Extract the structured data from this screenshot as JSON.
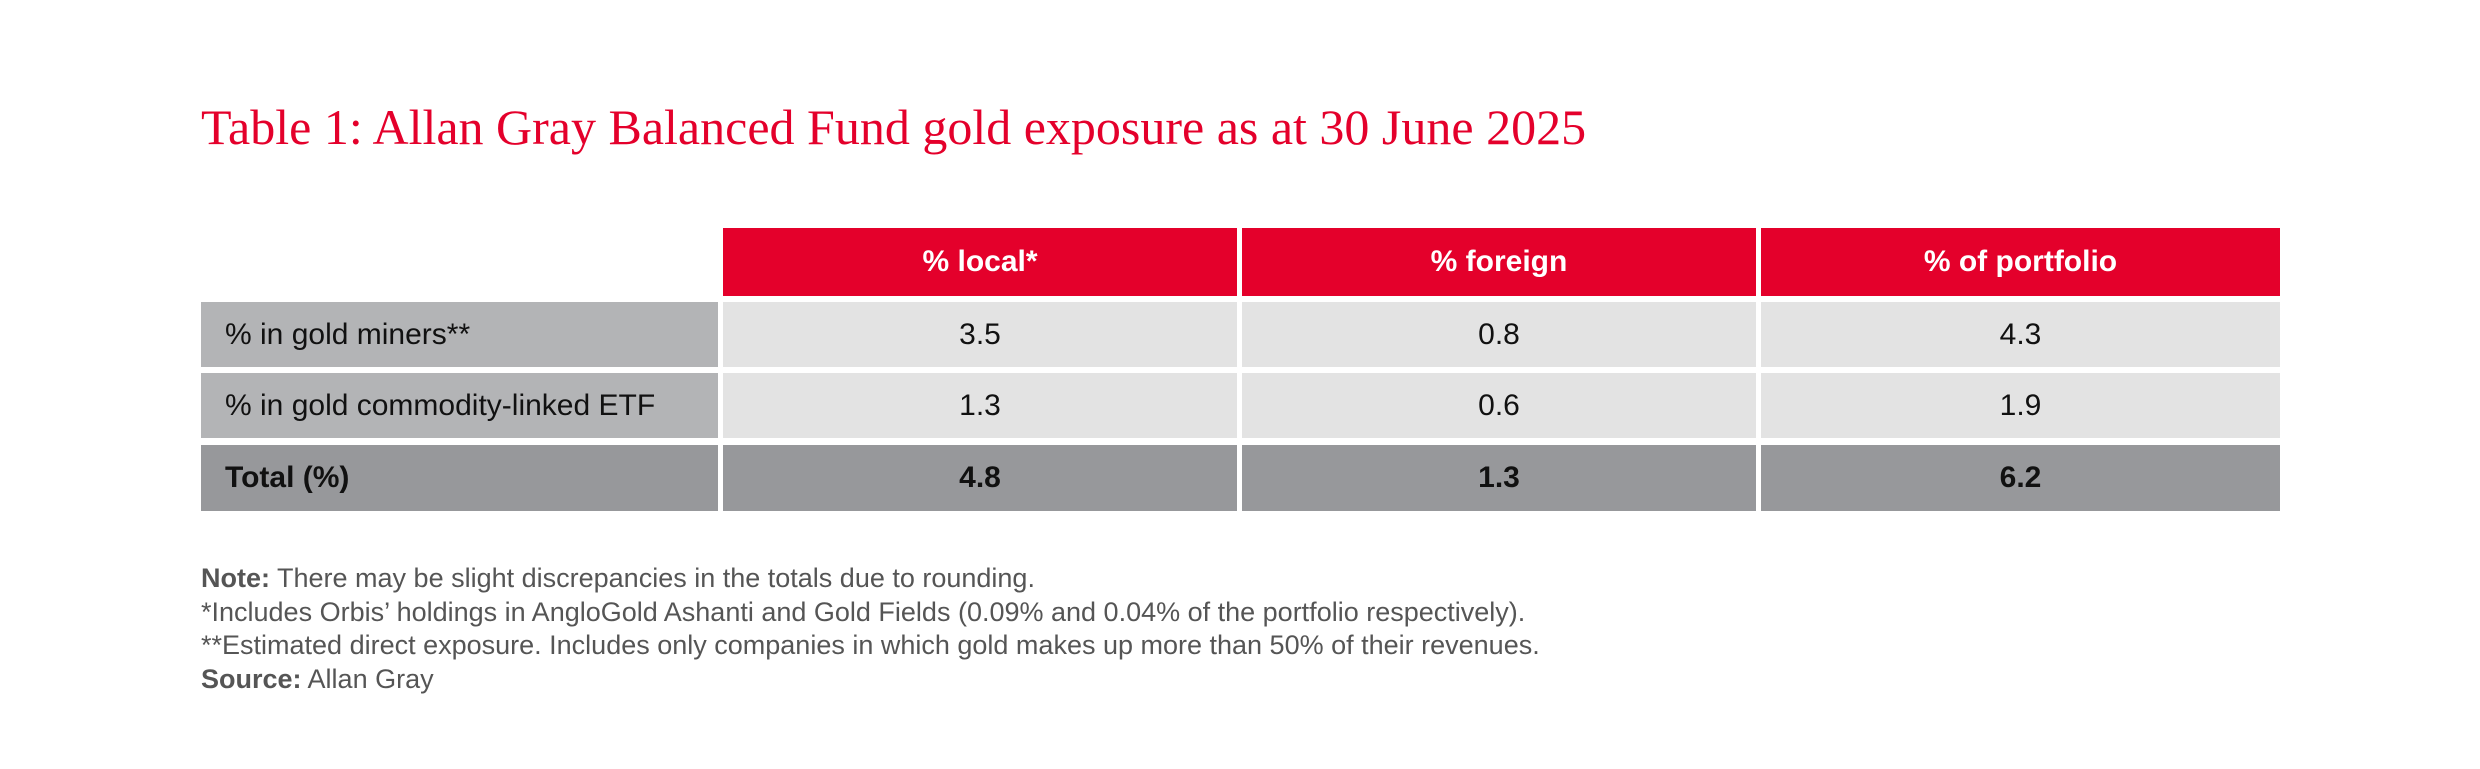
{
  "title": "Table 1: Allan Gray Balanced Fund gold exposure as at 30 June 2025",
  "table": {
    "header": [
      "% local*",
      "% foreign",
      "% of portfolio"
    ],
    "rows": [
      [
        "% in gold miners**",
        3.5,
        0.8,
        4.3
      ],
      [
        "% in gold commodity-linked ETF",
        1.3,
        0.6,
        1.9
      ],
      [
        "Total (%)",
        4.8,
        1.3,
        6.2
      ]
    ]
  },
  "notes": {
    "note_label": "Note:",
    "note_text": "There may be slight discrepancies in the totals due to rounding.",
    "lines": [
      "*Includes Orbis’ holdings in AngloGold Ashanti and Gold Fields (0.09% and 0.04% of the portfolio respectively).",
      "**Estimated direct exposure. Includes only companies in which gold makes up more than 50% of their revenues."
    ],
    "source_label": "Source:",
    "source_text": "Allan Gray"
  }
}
--
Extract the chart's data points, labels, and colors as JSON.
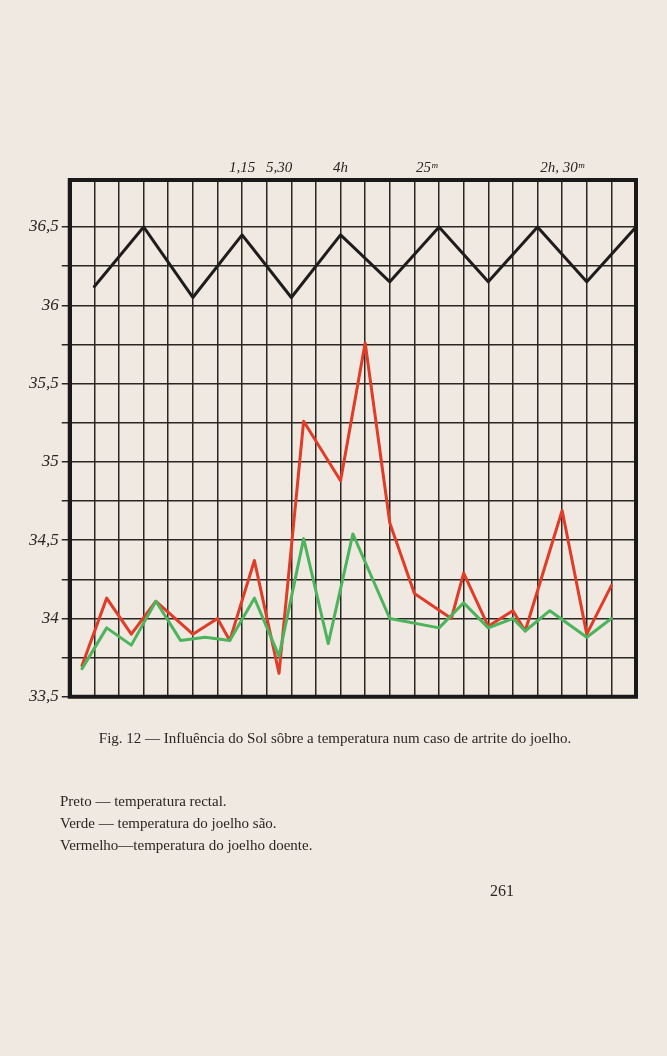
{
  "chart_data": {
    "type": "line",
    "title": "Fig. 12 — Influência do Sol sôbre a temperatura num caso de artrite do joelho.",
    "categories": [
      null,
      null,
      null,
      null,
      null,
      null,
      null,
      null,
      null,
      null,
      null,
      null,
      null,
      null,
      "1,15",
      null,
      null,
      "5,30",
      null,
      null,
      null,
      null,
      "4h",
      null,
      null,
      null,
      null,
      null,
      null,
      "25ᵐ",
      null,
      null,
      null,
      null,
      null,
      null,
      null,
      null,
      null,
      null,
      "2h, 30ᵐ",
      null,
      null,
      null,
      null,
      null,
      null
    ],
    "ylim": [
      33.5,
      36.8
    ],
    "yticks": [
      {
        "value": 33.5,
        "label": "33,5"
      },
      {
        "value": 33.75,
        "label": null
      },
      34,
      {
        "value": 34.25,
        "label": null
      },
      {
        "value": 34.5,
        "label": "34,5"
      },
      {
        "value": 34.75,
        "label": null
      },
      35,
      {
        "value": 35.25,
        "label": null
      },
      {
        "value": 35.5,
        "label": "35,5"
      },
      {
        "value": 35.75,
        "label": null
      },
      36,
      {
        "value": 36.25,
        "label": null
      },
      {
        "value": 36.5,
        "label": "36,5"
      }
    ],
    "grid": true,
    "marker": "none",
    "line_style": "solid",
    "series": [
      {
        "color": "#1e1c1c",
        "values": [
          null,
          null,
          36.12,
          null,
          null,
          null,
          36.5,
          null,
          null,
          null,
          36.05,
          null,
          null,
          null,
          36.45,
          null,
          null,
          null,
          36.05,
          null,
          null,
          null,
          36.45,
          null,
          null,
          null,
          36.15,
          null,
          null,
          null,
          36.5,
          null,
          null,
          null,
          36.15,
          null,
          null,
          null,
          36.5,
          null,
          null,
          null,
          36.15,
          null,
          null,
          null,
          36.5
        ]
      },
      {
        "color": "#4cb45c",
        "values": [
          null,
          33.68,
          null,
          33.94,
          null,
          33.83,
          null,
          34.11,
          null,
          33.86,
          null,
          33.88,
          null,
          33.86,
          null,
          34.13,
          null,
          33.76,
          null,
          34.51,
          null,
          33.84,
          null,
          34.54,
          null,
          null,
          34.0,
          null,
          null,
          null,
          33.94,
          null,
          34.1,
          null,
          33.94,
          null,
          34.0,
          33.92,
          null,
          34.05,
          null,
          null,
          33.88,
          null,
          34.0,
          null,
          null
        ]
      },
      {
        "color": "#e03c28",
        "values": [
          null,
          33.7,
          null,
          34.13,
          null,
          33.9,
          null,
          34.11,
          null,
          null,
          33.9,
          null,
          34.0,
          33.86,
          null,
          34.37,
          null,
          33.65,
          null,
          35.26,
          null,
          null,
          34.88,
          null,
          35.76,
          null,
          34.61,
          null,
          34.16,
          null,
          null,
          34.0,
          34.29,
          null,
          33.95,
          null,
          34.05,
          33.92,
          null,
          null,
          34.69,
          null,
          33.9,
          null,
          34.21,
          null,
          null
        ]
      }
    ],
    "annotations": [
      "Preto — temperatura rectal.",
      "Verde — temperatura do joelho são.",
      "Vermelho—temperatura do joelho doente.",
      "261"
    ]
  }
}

WHAT IS ASKED
In the records above, find each line holding "exposure" and copy it.

TASK OUTPUT
  "title": "Table 1: Allan Gray Balanced Fund gold exposure as at 30 June 2025",
      "**Estimated direct exposure. Includes only companies in which gold makes up more than 50% of their revenues."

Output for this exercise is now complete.